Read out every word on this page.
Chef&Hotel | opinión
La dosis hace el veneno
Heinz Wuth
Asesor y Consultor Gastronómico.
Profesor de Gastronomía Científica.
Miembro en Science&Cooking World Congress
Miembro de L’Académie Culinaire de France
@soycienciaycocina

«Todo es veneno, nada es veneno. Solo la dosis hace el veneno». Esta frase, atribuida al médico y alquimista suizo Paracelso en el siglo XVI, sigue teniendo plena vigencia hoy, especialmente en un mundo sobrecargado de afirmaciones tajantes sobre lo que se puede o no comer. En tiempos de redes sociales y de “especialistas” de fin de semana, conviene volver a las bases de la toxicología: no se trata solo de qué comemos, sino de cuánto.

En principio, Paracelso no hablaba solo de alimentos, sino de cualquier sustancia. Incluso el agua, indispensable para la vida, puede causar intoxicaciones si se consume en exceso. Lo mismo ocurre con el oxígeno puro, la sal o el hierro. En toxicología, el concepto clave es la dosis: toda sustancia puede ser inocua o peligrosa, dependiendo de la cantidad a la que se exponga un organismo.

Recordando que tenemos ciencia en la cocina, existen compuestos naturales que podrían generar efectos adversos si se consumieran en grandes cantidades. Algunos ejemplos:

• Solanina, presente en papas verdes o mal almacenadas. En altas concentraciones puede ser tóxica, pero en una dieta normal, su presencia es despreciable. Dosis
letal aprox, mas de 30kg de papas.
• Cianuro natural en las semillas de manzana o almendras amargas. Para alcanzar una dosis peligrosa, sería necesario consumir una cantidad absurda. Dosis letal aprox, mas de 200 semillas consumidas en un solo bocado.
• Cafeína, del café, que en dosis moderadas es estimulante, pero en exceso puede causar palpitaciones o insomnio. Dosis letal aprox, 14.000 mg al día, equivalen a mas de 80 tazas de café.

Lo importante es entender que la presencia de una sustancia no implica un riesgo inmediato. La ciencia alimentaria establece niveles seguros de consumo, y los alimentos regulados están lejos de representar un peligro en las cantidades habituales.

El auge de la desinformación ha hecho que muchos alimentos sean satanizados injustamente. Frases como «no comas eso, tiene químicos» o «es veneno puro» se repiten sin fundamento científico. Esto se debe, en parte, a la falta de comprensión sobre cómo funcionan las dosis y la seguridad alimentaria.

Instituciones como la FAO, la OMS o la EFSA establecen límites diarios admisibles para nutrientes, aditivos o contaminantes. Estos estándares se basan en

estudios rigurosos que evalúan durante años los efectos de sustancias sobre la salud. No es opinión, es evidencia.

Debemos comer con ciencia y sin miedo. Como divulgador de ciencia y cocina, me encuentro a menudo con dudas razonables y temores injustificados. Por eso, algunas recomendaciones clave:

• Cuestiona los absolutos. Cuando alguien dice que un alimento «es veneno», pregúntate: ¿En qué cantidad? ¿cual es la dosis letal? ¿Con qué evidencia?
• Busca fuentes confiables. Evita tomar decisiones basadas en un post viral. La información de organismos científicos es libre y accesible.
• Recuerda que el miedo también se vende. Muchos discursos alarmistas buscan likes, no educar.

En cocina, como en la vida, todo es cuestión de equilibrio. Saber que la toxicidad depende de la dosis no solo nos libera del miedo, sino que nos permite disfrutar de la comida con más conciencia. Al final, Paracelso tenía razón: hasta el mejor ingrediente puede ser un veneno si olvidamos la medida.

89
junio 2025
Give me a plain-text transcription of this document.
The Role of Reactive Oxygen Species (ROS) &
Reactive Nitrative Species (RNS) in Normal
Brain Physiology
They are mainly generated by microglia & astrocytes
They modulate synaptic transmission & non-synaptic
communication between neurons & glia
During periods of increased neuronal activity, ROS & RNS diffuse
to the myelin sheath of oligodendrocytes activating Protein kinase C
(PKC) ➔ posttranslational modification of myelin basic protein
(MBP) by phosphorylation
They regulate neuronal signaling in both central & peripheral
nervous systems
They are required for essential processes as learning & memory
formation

▶ **The task**:
From the line that holds "Give me a plain-text" to the last line of the records above, print each line exactly. Add nothing else.

▶ **Written solution**:
Give me a plain-text transcription of this document.
The Role of Reactive Oxygen Species (ROS) &
Reactive Nitrative Species (RNS) in Normal
Brain Physiology
They are mainly generated by microglia & astrocytes
They modulate synaptic transmission & non-synaptic
communication between neurons & glia
During periods of increased neuronal activity, ROS & RNS diffuse
to the myelin sheath of oligodendrocytes activating Protein kinase C
(PKC) ➔ posttranslational modification of myelin basic protein
(MBP) by phosphorylation
They regulate neuronal signaling in both central & peripheral
nervous systems
They are required for essential processes as learning & memory
formation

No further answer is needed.